◆ **PROMPT**
Identify every line in the records below that contains the word "Borecka", and reproduce each one.
— START OF INFORMATION SHOWN —
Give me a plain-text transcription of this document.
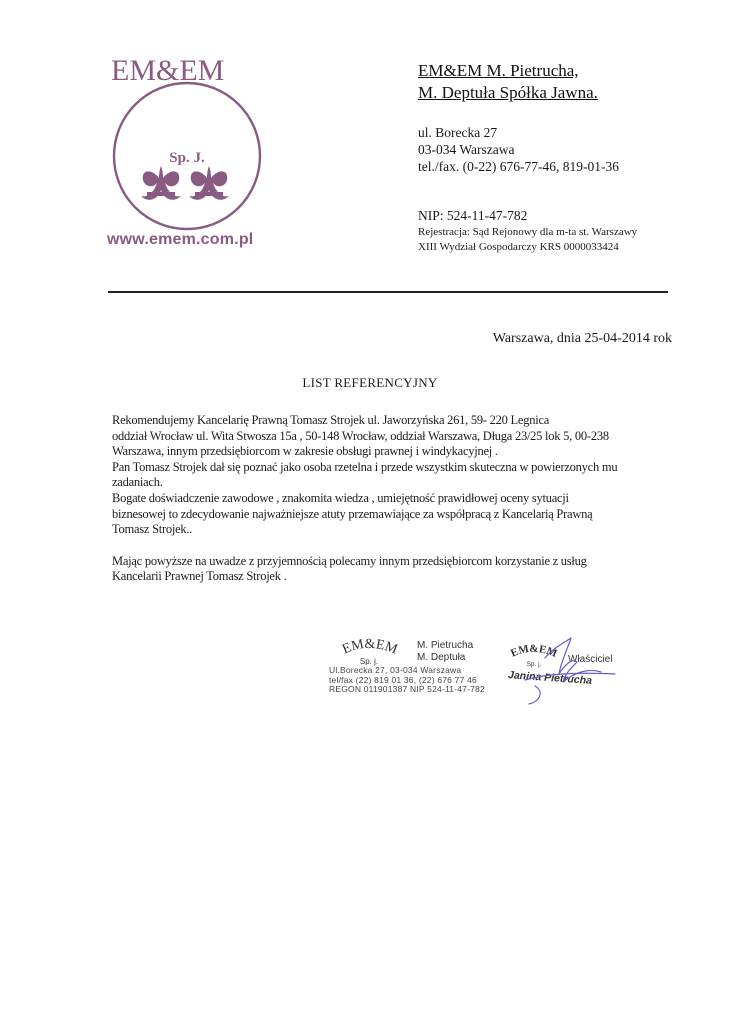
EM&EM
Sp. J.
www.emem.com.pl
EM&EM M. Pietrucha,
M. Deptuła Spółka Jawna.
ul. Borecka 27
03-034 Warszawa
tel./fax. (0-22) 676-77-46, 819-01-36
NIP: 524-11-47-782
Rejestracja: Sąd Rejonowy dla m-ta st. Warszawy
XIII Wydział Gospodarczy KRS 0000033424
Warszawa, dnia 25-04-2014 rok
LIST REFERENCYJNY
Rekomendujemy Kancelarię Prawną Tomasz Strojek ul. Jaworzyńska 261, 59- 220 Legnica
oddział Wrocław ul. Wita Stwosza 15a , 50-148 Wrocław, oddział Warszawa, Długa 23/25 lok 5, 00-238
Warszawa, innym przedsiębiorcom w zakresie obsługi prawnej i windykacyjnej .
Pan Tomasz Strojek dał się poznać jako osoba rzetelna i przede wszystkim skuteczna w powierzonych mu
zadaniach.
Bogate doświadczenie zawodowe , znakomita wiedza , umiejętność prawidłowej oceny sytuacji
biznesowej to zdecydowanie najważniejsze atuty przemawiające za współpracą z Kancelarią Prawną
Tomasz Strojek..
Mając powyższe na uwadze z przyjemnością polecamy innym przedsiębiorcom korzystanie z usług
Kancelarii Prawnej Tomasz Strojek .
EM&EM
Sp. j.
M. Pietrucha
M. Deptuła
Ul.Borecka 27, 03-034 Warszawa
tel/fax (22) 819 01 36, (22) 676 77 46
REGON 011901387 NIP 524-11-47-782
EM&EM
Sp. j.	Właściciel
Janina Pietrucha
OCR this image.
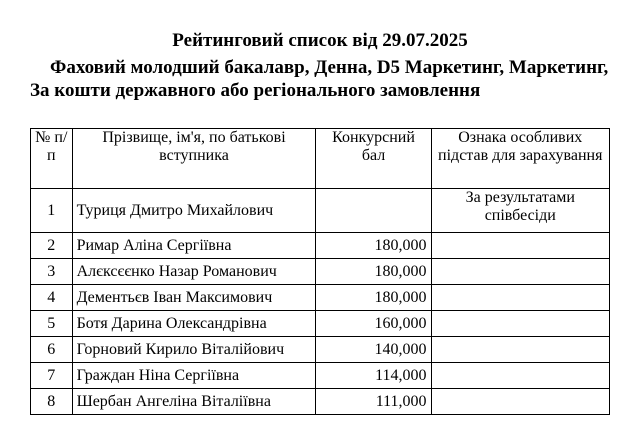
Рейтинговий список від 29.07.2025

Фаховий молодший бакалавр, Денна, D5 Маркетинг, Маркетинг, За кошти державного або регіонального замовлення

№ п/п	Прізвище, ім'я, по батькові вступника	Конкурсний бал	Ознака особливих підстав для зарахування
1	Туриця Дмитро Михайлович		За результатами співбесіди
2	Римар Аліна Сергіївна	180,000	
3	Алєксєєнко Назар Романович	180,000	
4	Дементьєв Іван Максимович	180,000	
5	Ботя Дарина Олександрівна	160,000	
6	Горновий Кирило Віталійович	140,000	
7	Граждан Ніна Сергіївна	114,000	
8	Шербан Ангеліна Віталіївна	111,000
— END OF INFORMATION SHOWN —
◆ **ANSWER IN FULL**
ul. Borecka 27
Ul.Borecka 27, 03-034 Warszawa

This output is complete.